-- Task description --
Exactly as written, print each record in the listing.

-- Information given --
+ + + + + + +
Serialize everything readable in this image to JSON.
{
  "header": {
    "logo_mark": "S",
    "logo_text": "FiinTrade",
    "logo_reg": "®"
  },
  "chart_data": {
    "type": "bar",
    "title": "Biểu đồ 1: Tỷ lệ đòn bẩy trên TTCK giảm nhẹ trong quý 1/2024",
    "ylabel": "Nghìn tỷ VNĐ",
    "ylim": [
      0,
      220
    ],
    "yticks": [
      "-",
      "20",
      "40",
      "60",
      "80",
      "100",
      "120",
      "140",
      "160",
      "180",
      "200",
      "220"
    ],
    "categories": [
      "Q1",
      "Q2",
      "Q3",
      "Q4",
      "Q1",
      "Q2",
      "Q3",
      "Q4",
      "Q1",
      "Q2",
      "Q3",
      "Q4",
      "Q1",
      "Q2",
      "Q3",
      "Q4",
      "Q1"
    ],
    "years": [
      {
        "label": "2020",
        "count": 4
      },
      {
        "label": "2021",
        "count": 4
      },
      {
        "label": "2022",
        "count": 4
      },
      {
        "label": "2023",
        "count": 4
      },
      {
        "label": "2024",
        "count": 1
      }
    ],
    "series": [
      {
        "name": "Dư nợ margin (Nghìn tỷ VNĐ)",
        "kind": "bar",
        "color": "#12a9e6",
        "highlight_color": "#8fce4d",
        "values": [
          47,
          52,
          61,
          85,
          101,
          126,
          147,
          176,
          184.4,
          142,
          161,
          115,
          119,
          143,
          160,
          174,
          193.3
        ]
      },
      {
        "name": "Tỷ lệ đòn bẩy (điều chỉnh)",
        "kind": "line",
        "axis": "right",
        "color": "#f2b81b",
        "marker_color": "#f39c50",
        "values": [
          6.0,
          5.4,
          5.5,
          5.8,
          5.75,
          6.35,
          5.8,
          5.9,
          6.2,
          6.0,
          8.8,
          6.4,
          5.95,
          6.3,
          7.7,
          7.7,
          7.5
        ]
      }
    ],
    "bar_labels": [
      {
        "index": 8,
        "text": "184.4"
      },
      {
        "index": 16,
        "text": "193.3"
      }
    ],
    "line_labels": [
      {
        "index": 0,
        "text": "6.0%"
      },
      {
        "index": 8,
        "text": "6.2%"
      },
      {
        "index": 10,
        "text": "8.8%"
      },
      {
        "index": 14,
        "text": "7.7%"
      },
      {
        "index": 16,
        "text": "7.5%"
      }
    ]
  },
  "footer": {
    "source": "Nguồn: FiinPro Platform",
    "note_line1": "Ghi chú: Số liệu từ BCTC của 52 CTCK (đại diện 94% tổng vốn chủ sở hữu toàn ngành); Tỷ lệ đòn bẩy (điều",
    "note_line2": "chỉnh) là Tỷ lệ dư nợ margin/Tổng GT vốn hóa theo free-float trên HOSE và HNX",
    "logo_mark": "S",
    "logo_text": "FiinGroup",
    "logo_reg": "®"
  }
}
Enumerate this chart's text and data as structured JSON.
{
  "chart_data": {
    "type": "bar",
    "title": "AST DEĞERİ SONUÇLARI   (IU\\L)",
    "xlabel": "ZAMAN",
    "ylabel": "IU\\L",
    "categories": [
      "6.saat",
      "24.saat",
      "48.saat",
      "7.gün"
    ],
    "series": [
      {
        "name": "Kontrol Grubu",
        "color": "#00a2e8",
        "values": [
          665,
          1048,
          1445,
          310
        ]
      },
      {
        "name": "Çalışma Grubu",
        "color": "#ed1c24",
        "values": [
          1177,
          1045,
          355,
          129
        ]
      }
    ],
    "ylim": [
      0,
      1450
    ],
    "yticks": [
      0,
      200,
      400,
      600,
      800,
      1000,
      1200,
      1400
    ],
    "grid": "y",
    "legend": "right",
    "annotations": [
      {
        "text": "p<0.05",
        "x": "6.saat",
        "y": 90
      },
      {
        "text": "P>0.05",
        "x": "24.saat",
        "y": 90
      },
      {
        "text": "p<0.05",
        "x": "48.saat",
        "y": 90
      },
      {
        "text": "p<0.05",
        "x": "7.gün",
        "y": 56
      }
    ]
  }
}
+ + + + + + +
-- Response below --
Serialize everything readable in this image to JSON.
{
  "header": {
    "logo_mark": "S",
    "logo_text": "FiinTrade",
    "logo_reg": "®"
  },
  "chart_data": {
    "type": "bar",
    "title": "Biểu đồ 1: Tỷ lệ đòn bẩy trên TTCK giảm nhẹ trong quý 1/2024",
    "ylabel": "Nghìn tỷ VNĐ",
    "ylim": [
      0,
      220
    ],
    "yticks": [
      "-",
      "20",
      "40",
      "60",
      "80",
      "100",
      "120",
      "140",
      "160",
      "180",
      "200",
      "220"
    ],
    "categories": [
      "Q1",
      "Q2",
      "Q3",
      "Q4",
      "Q1",
      "Q2",
      "Q3",
      "Q4",
      "Q1",
      "Q2",
      "Q3",
      "Q4",
      "Q1",
      "Q2",
      "Q3",
      "Q4",
      "Q1"
    ],
    "years": [
      {
        "label": "2020",
        "count": 4
      },
      {
        "label": "2021",
        "count": 4
      },
      {
        "label": "2022",
        "count": 4
      },
      {
        "label": "2023",
        "count": 4
      },
      {
        "label": "2024",
        "count": 1
      }
    ],
    "series": [
      {
        "name": "Dư nợ margin (Nghìn tỷ VNĐ)",
        "kind": "bar",
        "color": "#12a9e6",
        "highlight_color": "#8fce4d",
        "values": [
          47,
          52,
          61,
          85,
          101,
          126,
          147,
          176,
          184.4,
          142,
          161,
          115,
          119,
          143,
          160,
          174,
          193.3
        ]
      },
      {
        "name": "Tỷ lệ đòn bẩy (điều chỉnh)",
        "kind": "line",
        "axis": "right",
        "color": "#f2b81b",
        "marker_color": "#f39c50",
        "values": [
          6.0,
          5.4,
          5.5,
          5.8,
          5.75,
          6.35,
          5.8,
          5.9,
          6.2,
          6.0,
          8.8,
          6.4,
          5.95,
          6.3,
          7.7,
          7.7,
          7.5
        ]
      }
    ],
    "bar_labels": [
      {
        "index": 8,
        "text": "184.4"
      },
      {
        "index": 16,
        "text": "193.3"
      }
    ],
    "line_labels": [
      {
        "index": 0,
        "text": "6.0%"
      },
      {
        "index": 8,
        "text": "6.2%"
      },
      {
        "index": 10,
        "text": "8.8%"
      },
      {
        "index": 14,
        "text": "7.7%"
      },
      {
        "index": 16,
        "text": "7.5%"
      }
    ]
  },
  "footer": {
    "source": "Nguồn: FiinPro Platform",
    "note_line1": "Ghi chú: Số liệu từ BCTC của 52 CTCK (đại diện 94% tổng vốn chủ sở hữu toàn ngành); Tỷ lệ đòn bẩy (điều",
    "note_line2": "chỉnh) là Tỷ lệ dư nợ margin/Tổng GT vốn hóa theo free-float trên HOSE và HNX",
    "logo_mark": "S",
    "logo_text": "FiinGroup",
    "logo_reg": "®"
  }
}
Enumerate this chart's text and data as structured JSON.
{
  "chart_data": {
    "type": "bar",
    "title": "AST DEĞERİ SONUÇLARI   (IU\\L)",
    "xlabel": "ZAMAN",
    "ylabel": "IU\\L",
    "categories": [
      "6.saat",
      "24.saat",
      "48.saat",
      "7.gün"
    ],
    "series": [
      {
        "name": "Kontrol Grubu",
        "color": "#00a2e8",
        "values": [
          665,
          1048,
          1445,
          310
        ]
      },
      {
        "name": "Çalışma Grubu",
        "color": "#ed1c24",
        "values": [
          1177,
          1045,
          355,
          129
        ]
      }
    ],
    "ylim": [
      0,
      1450
    ],
    "yticks": [
      0,
      200,
      400,
      600,
      800,
      1000,
      1200,
      1400
    ],
    "grid": "y",
    "legend": "right",
    "annotations": [
      {
        "text": "p<0.05",
        "x": "6.saat",
        "y": 90
      },
      {
        "text": "P>0.05",
        "x": "24.saat",
        "y": 90
      },
      {
        "text": "p<0.05",
        "x": "48.saat",
        "y": 90
      },
      {
        "text": "p<0.05",
        "x": "7.gün",
        "y": 56
      }
    ]
  }
}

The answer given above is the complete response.